__What the task asks__. Set down each line of the material that follows, exactly, with no pictures.

Structured figure records:
+ + + +

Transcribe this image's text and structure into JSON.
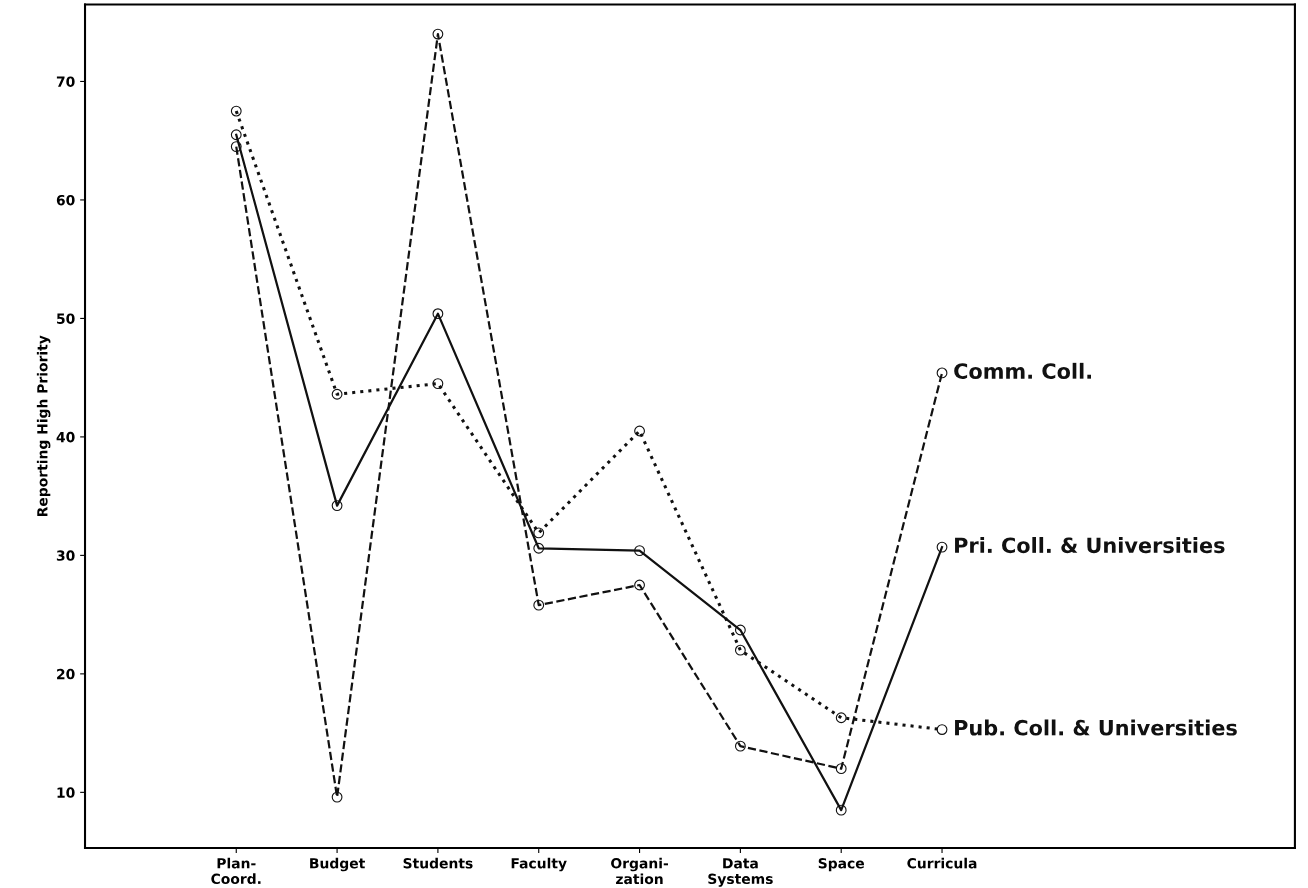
{
  "chart_data": {
    "type": "line",
    "ylabel": "Reporting High Priority",
    "categories": [
      "Plan-\nCoord.",
      "Budget",
      "Students",
      "Faculty",
      "Organi-\nzation",
      "Data\nSystems",
      "Space",
      "Curricula"
    ],
    "series": [
      {
        "name": "Comm. Coll.",
        "color": "#111111",
        "line_style": "dashed",
        "values": [
          64.5,
          9.6,
          74.0,
          25.8,
          27.5,
          13.9,
          12.0,
          45.4
        ]
      },
      {
        "name": "Pri. Coll. & Universities",
        "color": "#111111",
        "line_style": "solid",
        "values": [
          65.5,
          34.2,
          50.4,
          30.6,
          30.4,
          23.7,
          8.5,
          30.7
        ]
      },
      {
        "name": "Pub. Coll. & Universities",
        "color": "#111111",
        "line_style": "dotted",
        "values": [
          67.5,
          43.6,
          44.5,
          31.9,
          40.5,
          22.0,
          16.3,
          15.3
        ]
      }
    ],
    "ylim": [
      5.3,
      76.5
    ],
    "yticks": [
      10,
      20,
      30,
      40,
      50,
      60,
      70
    ],
    "marker": "circle",
    "grid": false,
    "legend": false
  }
}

+ + + +

__Response__.
Transcribe this image's text and structure into JSON.
{
  "chart_data": {
    "type": "line",
    "ylabel": "Reporting High Priority",
    "categories": [
      "Plan-\nCoord.",
      "Budget",
      "Students",
      "Faculty",
      "Organi-\nzation",
      "Data\nSystems",
      "Space",
      "Curricula"
    ],
    "series": [
      {
        "name": "Comm. Coll.",
        "color": "#111111",
        "line_style": "dashed",
        "values": [
          64.5,
          9.6,
          74.0,
          25.8,
          27.5,
          13.9,
          12.0,
          45.4
        ]
      },
      {
        "name": "Pri. Coll. & Universities",
        "color": "#111111",
        "line_style": "solid",
        "values": [
          65.5,
          34.2,
          50.4,
          30.6,
          30.4,
          23.7,
          8.5,
          30.7
        ]
      },
      {
        "name": "Pub. Coll. & Universities",
        "color": "#111111",
        "line_style": "dotted",
        "values": [
          67.5,
          43.6,
          44.5,
          31.9,
          40.5,
          22.0,
          16.3,
          15.3
        ]
      }
    ],
    "ylim": [
      5.3,
      76.5
    ],
    "yticks": [
      10,
      20,
      30,
      40,
      50,
      60,
      70
    ],
    "marker": "circle",
    "grid": false,
    "legend": false
  }
}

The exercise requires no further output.